> **抜粋**
2016年1月27日水曜日

皮膚疾患マメ講座 第8回 アトピー性皮膚炎とプロアクティブ療法

このコーナーは皮膚病診療について独自の視点で解説します。

 プロアクティブと聞くとテレビで通信販売しているニキビ治療薬を想像しますが今回の話に出てくるプロアクティブとは別物です。アトピー性皮膚炎に関係した話です。

アトピー性皮膚炎は慢性の湿疹が生じ,いったん治っても種々の要因によってかゆい湿疹が再発してきます。かといって治療薬であるステロイド外用剤には一定の副作用の恐れがあり,漫然と長期に使用することはためらわれます。

最近アトピー性皮膚炎の再発再燃を抑える治療法で単純だけど画期的な方法が開発されました。それがプロアクティブ療法です。

今まではステロイド推進派の赤木でさえ,アトピー性皮膚炎の患者様に「湿疹にはステロイド外用剤を使用すべきですが,湿疹が治ったら副作用の心配を避けるためステロイド外用はやめましょう。」と説明していました。しかし湿疹が治りすぐステロイド外用をやめてしまうと短期間で再発してしまうことがよくあります。せっかく外用剤を塗布して治しても,また出てきたらがっかりしますよね。何かいい方法はないかなと思っていたところにプロアクティブ療法です。

プロアクティブ療法とは見た目がきれいになってもステロイド外用剤の使用を中断せずもうしばらくの間使い続けるというもので再燃を防ぐ効果があります。

> **課題一覧**
a) 抜粋のうち、「最近アトピー性皮膚炎の再発再」から「で再燃を防ぐ効果があります。」までを、どちらの言葉も含めて一字一句そのまま書き写してください。
b) 抜粋によると、プロアクティブ療法では、肌の見た目がきれいになったあとステロイド外用剤をどうしますか。
この抜粋だけを手がかりにしてください。

> **元の資料**

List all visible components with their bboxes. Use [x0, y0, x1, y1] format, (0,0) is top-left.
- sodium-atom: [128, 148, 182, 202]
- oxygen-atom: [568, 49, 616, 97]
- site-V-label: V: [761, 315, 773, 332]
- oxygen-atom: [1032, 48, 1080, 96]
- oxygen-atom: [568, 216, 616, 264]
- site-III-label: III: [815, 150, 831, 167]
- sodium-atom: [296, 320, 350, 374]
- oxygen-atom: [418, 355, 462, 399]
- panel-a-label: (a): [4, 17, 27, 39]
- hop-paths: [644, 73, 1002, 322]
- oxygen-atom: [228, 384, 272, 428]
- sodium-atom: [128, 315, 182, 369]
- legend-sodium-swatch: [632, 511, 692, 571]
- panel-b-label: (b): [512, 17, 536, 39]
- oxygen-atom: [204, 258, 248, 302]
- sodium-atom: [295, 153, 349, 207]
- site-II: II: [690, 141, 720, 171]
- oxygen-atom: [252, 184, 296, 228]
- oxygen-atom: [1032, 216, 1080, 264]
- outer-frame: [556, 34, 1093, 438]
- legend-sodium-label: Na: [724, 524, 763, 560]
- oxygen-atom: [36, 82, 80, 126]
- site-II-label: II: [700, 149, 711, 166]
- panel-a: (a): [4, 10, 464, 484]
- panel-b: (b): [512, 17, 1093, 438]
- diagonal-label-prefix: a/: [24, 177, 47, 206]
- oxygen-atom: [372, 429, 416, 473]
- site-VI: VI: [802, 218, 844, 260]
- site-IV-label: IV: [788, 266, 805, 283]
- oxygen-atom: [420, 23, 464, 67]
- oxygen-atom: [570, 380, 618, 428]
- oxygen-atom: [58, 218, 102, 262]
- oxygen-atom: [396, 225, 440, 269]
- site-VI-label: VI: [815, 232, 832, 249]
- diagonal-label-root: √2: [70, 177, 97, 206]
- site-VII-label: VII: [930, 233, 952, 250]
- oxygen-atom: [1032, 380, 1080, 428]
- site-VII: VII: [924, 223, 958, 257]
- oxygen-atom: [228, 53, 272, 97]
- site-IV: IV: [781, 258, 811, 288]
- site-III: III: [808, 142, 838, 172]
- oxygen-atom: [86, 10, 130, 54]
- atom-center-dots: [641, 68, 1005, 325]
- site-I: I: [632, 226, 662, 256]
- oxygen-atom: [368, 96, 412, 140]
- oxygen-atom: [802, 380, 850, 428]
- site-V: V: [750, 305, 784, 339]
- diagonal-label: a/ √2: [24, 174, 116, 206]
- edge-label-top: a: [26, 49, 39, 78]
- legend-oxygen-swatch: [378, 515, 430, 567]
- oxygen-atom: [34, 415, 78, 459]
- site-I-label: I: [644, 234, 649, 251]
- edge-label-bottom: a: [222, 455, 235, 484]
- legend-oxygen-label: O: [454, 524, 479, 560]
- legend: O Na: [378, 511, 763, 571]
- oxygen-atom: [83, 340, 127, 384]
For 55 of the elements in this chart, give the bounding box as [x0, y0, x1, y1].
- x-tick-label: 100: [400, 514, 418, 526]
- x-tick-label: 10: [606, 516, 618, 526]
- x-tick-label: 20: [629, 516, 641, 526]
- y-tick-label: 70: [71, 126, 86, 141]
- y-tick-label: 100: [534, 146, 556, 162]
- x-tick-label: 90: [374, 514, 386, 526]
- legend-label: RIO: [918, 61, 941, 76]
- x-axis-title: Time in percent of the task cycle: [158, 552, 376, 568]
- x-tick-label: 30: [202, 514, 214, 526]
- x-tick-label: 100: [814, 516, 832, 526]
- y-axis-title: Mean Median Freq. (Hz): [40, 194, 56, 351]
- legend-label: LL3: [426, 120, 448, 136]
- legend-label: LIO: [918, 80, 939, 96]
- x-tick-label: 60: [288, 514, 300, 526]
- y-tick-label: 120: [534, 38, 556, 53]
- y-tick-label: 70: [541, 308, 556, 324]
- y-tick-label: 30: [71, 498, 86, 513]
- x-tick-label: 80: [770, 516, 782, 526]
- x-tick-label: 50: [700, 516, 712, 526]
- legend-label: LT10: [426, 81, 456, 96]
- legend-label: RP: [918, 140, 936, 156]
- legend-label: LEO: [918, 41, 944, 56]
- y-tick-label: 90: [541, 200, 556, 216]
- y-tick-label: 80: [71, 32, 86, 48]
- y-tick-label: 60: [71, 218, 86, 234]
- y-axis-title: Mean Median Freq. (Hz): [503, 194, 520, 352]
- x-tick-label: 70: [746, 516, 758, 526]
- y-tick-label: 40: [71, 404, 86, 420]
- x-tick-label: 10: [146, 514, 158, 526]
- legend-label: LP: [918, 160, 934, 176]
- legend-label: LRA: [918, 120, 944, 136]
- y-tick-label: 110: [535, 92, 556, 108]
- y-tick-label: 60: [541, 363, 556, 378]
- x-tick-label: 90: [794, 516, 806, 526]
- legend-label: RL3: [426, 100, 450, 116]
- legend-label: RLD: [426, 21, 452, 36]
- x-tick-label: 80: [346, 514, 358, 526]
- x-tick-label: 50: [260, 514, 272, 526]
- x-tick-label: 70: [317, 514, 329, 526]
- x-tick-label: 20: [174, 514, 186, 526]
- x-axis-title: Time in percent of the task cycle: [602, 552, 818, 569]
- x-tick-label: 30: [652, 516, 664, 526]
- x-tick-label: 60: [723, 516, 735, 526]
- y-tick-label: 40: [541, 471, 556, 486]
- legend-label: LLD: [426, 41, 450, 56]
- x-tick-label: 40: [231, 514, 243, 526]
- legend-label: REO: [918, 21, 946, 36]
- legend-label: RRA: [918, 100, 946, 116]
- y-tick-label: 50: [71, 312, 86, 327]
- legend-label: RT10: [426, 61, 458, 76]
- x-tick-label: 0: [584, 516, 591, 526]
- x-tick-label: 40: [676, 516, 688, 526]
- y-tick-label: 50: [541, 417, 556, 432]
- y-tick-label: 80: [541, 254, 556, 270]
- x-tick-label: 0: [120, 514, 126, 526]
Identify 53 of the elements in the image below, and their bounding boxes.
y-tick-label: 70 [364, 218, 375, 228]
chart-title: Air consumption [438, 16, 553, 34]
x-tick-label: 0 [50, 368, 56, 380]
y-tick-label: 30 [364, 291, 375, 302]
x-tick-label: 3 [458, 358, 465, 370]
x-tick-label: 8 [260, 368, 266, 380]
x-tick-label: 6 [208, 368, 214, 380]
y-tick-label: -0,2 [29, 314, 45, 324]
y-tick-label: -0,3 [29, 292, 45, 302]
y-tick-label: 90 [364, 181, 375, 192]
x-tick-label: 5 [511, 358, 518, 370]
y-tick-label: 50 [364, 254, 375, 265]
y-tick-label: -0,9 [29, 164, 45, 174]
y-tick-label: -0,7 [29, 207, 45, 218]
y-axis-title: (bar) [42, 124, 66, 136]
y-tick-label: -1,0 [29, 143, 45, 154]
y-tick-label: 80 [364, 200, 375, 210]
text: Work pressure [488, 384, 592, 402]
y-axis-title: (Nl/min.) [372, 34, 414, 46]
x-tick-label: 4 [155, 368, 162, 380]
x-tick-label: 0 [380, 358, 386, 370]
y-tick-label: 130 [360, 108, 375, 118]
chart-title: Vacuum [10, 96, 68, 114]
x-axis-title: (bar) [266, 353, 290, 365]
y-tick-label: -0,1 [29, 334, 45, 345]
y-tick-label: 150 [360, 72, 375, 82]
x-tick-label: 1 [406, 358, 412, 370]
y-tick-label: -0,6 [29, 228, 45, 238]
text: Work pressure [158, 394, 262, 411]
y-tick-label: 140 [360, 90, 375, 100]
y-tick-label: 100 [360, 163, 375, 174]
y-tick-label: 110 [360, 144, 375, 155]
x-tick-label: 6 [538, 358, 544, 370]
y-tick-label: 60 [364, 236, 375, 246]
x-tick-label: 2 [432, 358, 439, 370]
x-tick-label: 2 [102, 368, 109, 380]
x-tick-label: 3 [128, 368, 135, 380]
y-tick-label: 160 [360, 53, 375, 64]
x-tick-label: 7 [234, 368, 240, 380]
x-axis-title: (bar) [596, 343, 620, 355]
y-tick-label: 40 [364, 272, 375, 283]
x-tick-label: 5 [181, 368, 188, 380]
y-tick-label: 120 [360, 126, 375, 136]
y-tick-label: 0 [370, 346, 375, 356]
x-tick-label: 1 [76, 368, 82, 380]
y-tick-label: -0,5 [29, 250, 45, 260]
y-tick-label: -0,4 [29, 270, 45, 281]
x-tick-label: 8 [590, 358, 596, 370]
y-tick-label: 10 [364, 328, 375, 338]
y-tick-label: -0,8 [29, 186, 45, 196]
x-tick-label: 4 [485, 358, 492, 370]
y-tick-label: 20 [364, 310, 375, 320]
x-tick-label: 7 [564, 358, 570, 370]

> **課題の答え**
a)
最近アトピー性皮膚炎の再発再燃を抑える治療法で単純だけど画期的な方法が開発されました。それがプロアクティブ療法です。

今まではステロイド推進派の赤木でさえ,アトピー性皮膚炎の患者様に「湿疹にはステロイド外用剤を使用すべきですが,湿疹が治ったら副作用の心配を避けるためステロイド外用はやめましょう。」と説明していました。しかし湿疹が治りすぐステロイド外用をやめてしまうと短期間で再発してしまうことがよくあります。せっかく外用剤を塗布して治しても,また出てきたらがっかりしますよね。何かいい方法はないかなと思っていたところにプロアクティブ療法です。

プロアクティブ療法とは見た目がきれいになってもステロイド外用剤の使用を中断せずもうしばらくの間使い続けるというもので再燃を防ぐ効果があります。

b) 使うのをやめずに、もうしばらくの間使い続けます。